# Task
Report every line from the material that contains the word "满足招标要求".

[Start Records for processing]

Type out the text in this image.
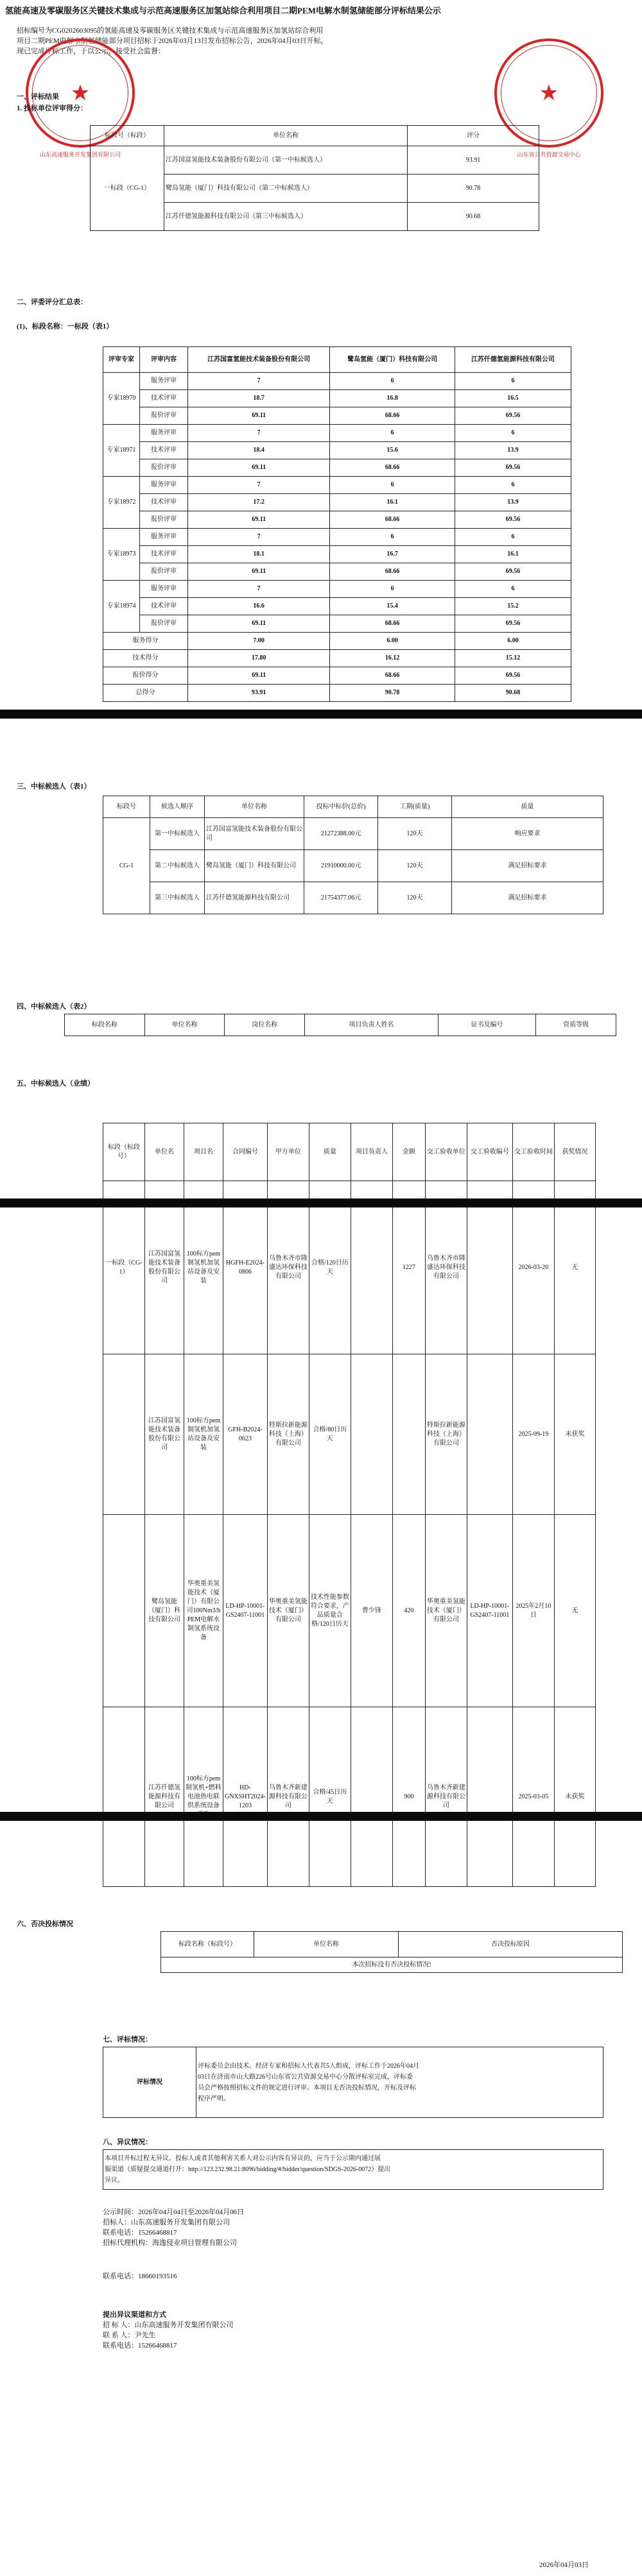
氢能高速及零碳服务区关键技术集成与示范高速服务区加氢站综合利用项目二期PEM电解水制氢储能部分评标结果公示
招标编号为CG0202603095的氢能高速及零碳服务区关键技术集成与示范高速服务区加氢站综合利用
项目二期PEM电解水制氢储能部分项目招标于2026年03月13日发布招标公告，2026年04月03日开标，
现已完成评标工作，于以公示，接受社会监督：
★
山东高速服务开发集团有限公司
★
山东省公共资源交易中心
一、评标结果
1. 投标单位评审得分：
标段号（标段）	单位名称	评分
一标段（CG-1）	江苏国富氢能技术装备股份有限公司（第一中标候选人）	93.91
	鹭岛氢能（厦门）科技有限公司（第二中标候选人）	90.78
	江苏仟德氢能源科技有限公司（第三中标候选人）	90.68
二、评委评分汇总表：
(1)、标段名称：一标段（表1）
评审专家	评审内容	江苏国富氢能技术装备股份有限公司	鹭岛氢能（厦门）科技有限公司	江苏仟德氢能源科技有限公司
专家18970	服务评审	7	6	6
	技术评审	18.7	16.8	16.5
	报价评审	69.11	68.66	69.56
专家18971	服务评审	7	6	6
	技术评审	18.4	15.6	13.9
	报价评审	69.11	68.66	69.56
专家18972	服务评审	7	6	6
	技术评审	17.2	16.1	13.9
	报价评审	69.11	68.66	69.56
专家18973	服务评审	7	6	6
	技术评审	18.1	16.7	16.1
	报价评审	69.11	68.66	69.56
专家18974	服务评审	7	6	6
	技术评审	16.6	15.4	15.2
	报价评审	69.11	68.66	69.56
服务得分		7.00	6.00	6.00
技术得分		17.80	16.12	15.12
报价得分		69.11	68.66	69.56
总得分		93.91	90.78	90.68
三、中标候选人（表1）
标段号	候选人顺序	单位名称	投标中标价(总价)	工期(质量)	质量
CG-1	第一中标候选人	江苏国富氢能技术装备股份有限公司	21272388.00元	120天	响应要求
	第二中标候选人	鹭岛氢能（厦门）科技有限公司	21910000.00元	120天	满足招标要求
	第三中标候选人	江苏仟德氢能源科技有限公司	21754377.06元	120天	满足招标要求
四、中标候选人（表2）
标段名称	单位名称	岗位名称	项目负责人姓名	证书及编号	资质等级
五、中标候选人（业绩）
标段（标段号）	单位名	项目名	合同编号	甲方单位	质量	项目负责人	金额	交工验收单位	交工验收编号	交工验收时间	获奖情况
一标段（CG-1）	江苏国富氢能技术装备股份有限公司	100标方pem制氢机加氢站设备及安装	HGFH-E2024-0806	乌鲁木齐市隆盛达环保科技有限公司	合格/120日历天		1227	乌鲁木齐市隆盛达环保科技有限公司		2026-03-20	无
	江苏国富氢能技术装备股份有限公司	100标方pem制氢机加氢站设备及安装	GFH-B2024-0623	特斯拉新能源科技（上海）有限公司	合格/80日历天			特斯拉新能源科技（上海）有限公司		2025-09-19	未获奖
	鹭岛氢能（厦门）科技有限公司	华奥重美氢能技术（厦门）有限公司100Nm3/h PEM电解水制氢系统设备	LD-HP-10001-GS2407-11001	华奥重美氢能技术（厦门）有限公司	技术性能参数符合要求，产品质量合格/120日历天	曹少锋	420	华奥重美氢能技术（厦门）有限公司	LD-HP-10001-GS2407-11001	2025年2月10日	无
	江苏仟德氢能源科技有限公司	100标方pem制氢机+燃料电池热电联供系统设备	HD-GNXSHT2024-1203	乌鲁木齐新建源科技有限公司	合格/45日历天		900	乌鲁木齐新建源科技有限公司		2025-03-05	未获奖
六、否决投标情况
标段名称（标段号）	单位名称	否决投标原因
本次招标没有否决投标情况!
七、评标情况：
评标情况	
评标委员会由技术、经济专家和招标人代表共5人组成，评标工作于2026年04月
03日在济南市山大路226号山东省公共资源交易中心分散评标室完成，评标委
员会严格按照招标文件的规定进行评审。本项目无否决投标情况，开标及评标
程序严明。
八、异议情况：
本项目开标过程无异议。投标人或者其他利害关系人对公示内容有异议的，应当于公示期内通过展
服渠道（质疑提交通道打开：http://123.232.98.21:8096/bidding/#/bidder/question/SDGS-2026-0072）提出
异议。
公示时间：2026年04月04日至2026年04月06日
招标人：山东高速服务开发集团有限公司
联系电话：15266468817
招标代理机构：海逸侵业项目管理有限公司
联系电话：18660193516
提出异议渠道和方式
招 标 人：山东高速服务开发集团有限公司
联 系 人：尹先生
联系电话：15266468817
2026年04月03日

[End Records for processing]

# Finished exercise
	第二中标候选人	鹭岛氢能（厦门）科技有限公司	21910000.00元	120天	满足招标要求
	第三中标候选人	江苏仟德氢能源科技有限公司	21754377.06元	120天	满足招标要求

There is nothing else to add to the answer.